Aim of the task -
Under this task are some entries; return every one of them exactly.

Material shown -
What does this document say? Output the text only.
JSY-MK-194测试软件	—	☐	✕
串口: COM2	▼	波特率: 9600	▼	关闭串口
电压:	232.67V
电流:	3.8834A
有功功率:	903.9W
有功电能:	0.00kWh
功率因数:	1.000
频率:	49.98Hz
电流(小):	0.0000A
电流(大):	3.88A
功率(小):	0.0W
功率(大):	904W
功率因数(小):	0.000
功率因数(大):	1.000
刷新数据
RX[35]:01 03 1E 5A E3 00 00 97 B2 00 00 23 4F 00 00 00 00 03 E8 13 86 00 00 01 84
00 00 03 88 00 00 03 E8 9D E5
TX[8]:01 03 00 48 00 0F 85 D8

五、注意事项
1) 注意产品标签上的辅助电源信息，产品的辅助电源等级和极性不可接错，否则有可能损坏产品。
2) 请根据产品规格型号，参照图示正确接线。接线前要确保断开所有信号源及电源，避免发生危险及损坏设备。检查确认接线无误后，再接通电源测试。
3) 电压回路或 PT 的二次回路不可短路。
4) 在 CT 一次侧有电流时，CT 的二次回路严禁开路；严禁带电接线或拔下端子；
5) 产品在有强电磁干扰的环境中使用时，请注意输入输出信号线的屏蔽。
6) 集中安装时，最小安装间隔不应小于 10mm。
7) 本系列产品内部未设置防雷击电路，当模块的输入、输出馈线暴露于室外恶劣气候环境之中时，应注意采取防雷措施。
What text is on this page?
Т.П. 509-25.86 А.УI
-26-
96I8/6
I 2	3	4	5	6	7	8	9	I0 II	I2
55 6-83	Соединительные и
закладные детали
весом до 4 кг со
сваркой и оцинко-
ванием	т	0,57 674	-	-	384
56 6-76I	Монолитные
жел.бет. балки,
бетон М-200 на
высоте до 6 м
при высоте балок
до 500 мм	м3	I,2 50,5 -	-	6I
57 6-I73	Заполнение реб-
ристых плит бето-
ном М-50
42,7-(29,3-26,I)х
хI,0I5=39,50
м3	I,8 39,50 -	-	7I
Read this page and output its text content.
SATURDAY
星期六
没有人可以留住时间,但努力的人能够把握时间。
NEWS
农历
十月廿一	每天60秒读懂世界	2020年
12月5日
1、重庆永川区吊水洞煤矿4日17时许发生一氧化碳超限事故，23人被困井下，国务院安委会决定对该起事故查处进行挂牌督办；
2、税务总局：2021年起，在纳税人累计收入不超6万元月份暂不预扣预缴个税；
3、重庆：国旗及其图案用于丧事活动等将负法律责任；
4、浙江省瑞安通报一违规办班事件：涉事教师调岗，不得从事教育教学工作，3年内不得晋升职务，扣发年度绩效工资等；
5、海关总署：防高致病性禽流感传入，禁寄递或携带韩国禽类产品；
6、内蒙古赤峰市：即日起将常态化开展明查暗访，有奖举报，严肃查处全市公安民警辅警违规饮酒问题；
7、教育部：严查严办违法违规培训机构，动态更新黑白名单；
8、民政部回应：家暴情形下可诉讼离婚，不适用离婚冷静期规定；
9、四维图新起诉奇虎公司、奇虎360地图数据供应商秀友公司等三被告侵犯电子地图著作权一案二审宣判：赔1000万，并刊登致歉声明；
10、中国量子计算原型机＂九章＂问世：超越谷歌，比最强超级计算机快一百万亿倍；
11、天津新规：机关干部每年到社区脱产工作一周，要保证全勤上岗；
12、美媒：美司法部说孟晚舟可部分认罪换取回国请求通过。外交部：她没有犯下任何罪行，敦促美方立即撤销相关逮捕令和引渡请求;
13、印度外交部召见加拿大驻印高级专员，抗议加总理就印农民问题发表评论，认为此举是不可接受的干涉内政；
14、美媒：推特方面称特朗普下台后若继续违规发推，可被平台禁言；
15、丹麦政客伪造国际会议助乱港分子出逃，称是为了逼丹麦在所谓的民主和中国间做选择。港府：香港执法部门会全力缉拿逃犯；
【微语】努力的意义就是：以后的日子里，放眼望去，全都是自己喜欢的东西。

Result below -
What does this document say? Output the text only.
JSY-MK-194测试软件	—	☐	✕
串口: COM2	▼	波特率: 9600	▼	关闭串口
电压:	232.67V
电流:	3.8834A
有功功率:	903.9W
有功电能:	0.00kWh
功率因数:	1.000
频率:	49.98Hz
电流(小):	0.0000A
电流(大):	3.88A
功率(小):	0.0W
功率(大):	904W
功率因数(小):	0.000
功率因数(大):	1.000
刷新数据
RX[35]:01 03 1E 5A E3 00 00 97 B2 00 00 23 4F 00 00 00 00 03 E8 13 86 00 00 01 84
00 00 03 88 00 00 03 E8 9D E5
TX[8]:01 03 00 48 00 0F 85 D8

五、注意事项
1) 注意产品标签上的辅助电源信息，产品的辅助电源等级和极性不可接错，否则有可能损坏产品。
2) 请根据产品规格型号，参照图示正确接线。接线前要确保断开所有信号源及电源，避免发生危险及损坏设备。检查确认接线无误后，再接通电源测试。
3) 电压回路或 PT 的二次回路不可短路。
4) 在 CT 一次侧有电流时，CT 的二次回路严禁开路；严禁带电接线或拔下端子；
5) 产品在有强电磁干扰的环境中使用时，请注意输入输出信号线的屏蔽。
6) 集中安装时，最小安装间隔不应小于 10mm。
7) 本系列产品内部未设置防雷击电路，当模块的输入、输出馈线暴露于室外恶劣气候环境之中时，应注意采取防雷措施。
What text is on this page?
Т.П. 509-25.86 А.УI
-26-
96I8/6
I 2	3	4	5	6	7	8	9	I0 II	I2
55 6-83	Соединительные и
закладные детали
весом до 4 кг со
сваркой и оцинко-
ванием	т	0,57 674	-	-	384
56 6-76I	Монолитные
жел.бет. балки,
бетон М-200 на
высоте до 6 м
при высоте балок
до 500 мм	м3	I,2 50,5 -	-	6I
57 6-I73	Заполнение реб-
ристых плит бето-
ном М-50
42,7-(29,3-26,I)х
хI,0I5=39,50
м3	I,8 39,50 -	-	7I
Read this page and output its text content.
SATURDAY
星期六
没有人可以留住时间,但努力的人能够把握时间。
NEWS
农历
十月廿一	每天60秒读懂世界	2020年
12月5日
1、重庆永川区吊水洞煤矿4日17时许发生一氧化碳超限事故，23人被困井下，国务院安委会决定对该起事故查处进行挂牌督办；
2、税务总局：2021年起，在纳税人累计收入不超6万元月份暂不预扣预缴个税；
3、重庆：国旗及其图案用于丧事活动等将负法律责任；
4、浙江省瑞安通报一违规办班事件：涉事教师调岗，不得从事教育教学工作，3年内不得晋升职务，扣发年度绩效工资等；
5、海关总署：防高致病性禽流感传入，禁寄递或携带韩国禽类产品；
6、内蒙古赤峰市：即日起将常态化开展明查暗访，有奖举报，严肃查处全市公安民警辅警违规饮酒问题；
7、教育部：严查严办违法违规培训机构，动态更新黑白名单；
8、民政部回应：家暴情形下可诉讼离婚，不适用离婚冷静期规定；
9、四维图新起诉奇虎公司、奇虎360地图数据供应商秀友公司等三被告侵犯电子地图著作权一案二审宣判：赔1000万，并刊登致歉声明；
10、中国量子计算原型机＂九章＂问世：超越谷歌，比最强超级计算机快一百万亿倍；
11、天津新规：机关干部每年到社区脱产工作一周，要保证全勤上岗；
12、美媒：美司法部说孟晚舟可部分认罪换取回国请求通过。外交部：她没有犯下任何罪行，敦促美方立即撤销相关逮捕令和引渡请求;
13、印度外交部召见加拿大驻印高级专员，抗议加总理就印农民问题发表评论，认为此举是不可接受的干涉内政；
14、美媒：推特方面称特朗普下台后若继续违规发推，可被平台禁言；
15、丹麦政客伪造国际会议助乱港分子出逃，称是为了逼丹麦在所谓的民主和中国间做选择。港府：香港执法部门会全力缉拿逃犯；
【微语】努力的意义就是：以后的日子里，放眼望去，全都是自己喜欢的东西。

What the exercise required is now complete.